(Rows from a dataset)
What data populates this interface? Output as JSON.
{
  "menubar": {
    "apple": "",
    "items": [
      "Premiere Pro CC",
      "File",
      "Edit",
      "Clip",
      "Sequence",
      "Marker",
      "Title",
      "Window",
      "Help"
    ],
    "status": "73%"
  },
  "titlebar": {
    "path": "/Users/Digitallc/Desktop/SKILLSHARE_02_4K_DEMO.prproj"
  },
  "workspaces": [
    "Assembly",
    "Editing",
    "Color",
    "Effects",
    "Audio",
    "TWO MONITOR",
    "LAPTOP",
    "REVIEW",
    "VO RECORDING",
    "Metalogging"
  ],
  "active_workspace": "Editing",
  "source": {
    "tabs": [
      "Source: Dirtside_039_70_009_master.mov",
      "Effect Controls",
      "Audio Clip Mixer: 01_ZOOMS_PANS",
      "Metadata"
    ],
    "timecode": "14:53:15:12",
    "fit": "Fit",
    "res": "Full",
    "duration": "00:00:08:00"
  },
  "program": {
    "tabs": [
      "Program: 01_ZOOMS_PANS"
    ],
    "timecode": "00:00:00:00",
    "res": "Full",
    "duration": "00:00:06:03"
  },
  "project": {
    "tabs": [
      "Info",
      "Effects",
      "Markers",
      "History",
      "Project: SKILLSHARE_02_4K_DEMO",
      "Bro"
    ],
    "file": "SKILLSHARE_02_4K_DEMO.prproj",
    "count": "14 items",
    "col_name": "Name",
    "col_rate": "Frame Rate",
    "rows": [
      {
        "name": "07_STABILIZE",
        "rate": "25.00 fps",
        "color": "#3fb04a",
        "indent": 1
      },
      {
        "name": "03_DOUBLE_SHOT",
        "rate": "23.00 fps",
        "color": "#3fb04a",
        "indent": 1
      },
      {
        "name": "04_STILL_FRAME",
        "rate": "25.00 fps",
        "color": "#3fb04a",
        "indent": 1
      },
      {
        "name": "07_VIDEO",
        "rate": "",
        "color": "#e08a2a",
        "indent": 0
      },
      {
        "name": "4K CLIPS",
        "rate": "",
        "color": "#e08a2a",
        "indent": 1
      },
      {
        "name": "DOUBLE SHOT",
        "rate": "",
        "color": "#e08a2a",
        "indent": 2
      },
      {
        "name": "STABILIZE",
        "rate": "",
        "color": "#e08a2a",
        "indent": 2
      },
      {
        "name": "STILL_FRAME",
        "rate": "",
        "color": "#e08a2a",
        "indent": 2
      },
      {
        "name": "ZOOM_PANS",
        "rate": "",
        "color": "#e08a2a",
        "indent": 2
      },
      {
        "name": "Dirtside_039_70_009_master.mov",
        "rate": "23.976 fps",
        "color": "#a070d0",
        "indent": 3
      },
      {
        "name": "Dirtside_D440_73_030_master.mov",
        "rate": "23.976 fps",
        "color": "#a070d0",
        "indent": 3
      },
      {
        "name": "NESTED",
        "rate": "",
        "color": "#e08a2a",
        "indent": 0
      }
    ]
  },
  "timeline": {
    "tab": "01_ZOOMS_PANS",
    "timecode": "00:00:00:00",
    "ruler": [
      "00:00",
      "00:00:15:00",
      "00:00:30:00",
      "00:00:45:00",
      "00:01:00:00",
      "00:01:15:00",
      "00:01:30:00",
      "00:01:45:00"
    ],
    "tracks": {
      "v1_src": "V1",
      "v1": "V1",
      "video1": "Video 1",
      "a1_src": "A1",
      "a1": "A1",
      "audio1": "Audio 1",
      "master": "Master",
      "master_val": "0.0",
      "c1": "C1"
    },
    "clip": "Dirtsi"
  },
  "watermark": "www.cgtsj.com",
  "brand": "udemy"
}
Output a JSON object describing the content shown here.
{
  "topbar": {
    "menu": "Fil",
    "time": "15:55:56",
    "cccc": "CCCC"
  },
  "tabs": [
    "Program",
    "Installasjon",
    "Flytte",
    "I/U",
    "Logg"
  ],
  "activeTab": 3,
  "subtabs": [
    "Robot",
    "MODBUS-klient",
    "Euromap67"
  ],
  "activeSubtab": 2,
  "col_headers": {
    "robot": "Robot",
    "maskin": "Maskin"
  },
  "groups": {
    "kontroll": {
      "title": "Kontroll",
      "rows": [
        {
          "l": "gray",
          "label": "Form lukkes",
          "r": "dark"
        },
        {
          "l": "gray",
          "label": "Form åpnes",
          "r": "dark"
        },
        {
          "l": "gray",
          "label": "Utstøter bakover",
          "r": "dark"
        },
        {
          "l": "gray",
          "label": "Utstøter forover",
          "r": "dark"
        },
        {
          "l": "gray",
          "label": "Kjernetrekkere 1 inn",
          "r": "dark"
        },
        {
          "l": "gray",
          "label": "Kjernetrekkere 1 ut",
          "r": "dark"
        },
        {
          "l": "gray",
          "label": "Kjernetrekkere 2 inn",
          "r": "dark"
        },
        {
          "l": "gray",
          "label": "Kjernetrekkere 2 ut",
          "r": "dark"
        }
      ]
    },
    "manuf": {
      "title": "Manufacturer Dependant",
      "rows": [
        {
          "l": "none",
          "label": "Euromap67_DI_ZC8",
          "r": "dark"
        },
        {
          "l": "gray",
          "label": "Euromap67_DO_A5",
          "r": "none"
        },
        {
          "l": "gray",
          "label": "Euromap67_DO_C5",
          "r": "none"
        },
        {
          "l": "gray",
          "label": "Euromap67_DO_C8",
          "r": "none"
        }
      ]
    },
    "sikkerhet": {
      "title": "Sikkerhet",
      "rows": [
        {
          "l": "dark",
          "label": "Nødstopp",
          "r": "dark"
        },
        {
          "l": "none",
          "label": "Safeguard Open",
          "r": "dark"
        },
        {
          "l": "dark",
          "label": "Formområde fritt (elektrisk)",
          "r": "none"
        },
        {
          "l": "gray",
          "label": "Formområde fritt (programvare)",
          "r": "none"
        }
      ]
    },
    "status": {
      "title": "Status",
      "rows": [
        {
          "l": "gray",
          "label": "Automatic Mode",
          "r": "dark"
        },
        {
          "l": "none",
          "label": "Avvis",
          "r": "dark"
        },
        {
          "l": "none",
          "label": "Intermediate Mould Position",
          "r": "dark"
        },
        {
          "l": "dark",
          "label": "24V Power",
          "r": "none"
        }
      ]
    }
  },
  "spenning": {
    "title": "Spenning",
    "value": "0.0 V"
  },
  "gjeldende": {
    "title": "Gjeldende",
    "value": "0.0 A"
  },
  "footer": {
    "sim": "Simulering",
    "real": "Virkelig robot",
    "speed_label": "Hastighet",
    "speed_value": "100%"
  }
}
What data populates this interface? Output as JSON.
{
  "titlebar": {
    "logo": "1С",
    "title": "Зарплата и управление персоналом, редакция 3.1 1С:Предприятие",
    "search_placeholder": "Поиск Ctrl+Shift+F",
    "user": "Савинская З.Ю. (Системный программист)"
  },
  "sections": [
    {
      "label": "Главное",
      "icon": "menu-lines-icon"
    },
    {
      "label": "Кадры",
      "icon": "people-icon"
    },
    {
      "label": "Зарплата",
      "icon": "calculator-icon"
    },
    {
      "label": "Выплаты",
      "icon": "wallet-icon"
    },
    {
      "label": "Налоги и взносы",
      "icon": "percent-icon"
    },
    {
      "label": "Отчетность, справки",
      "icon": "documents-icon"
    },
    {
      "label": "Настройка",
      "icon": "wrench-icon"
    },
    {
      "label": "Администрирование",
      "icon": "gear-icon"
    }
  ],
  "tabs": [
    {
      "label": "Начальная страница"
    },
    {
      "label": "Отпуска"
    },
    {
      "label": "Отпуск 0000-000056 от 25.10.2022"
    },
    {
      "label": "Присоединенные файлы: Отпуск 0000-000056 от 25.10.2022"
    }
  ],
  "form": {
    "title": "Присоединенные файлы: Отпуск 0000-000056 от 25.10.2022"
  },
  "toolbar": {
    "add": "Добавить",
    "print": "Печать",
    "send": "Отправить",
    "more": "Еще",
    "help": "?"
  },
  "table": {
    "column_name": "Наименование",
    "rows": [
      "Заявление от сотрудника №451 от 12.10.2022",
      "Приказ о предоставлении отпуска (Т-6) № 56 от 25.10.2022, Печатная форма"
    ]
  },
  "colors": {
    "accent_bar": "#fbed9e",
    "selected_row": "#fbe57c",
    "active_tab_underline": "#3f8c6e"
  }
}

:: Task details ::
Lines containing the string "Зарплата" are to be selected and copied.

:: Worked solution ::
    "title": "Зарплата и управление персоналом, редакция 3.1 1С:Предприятие",
      "label": "Зарплата",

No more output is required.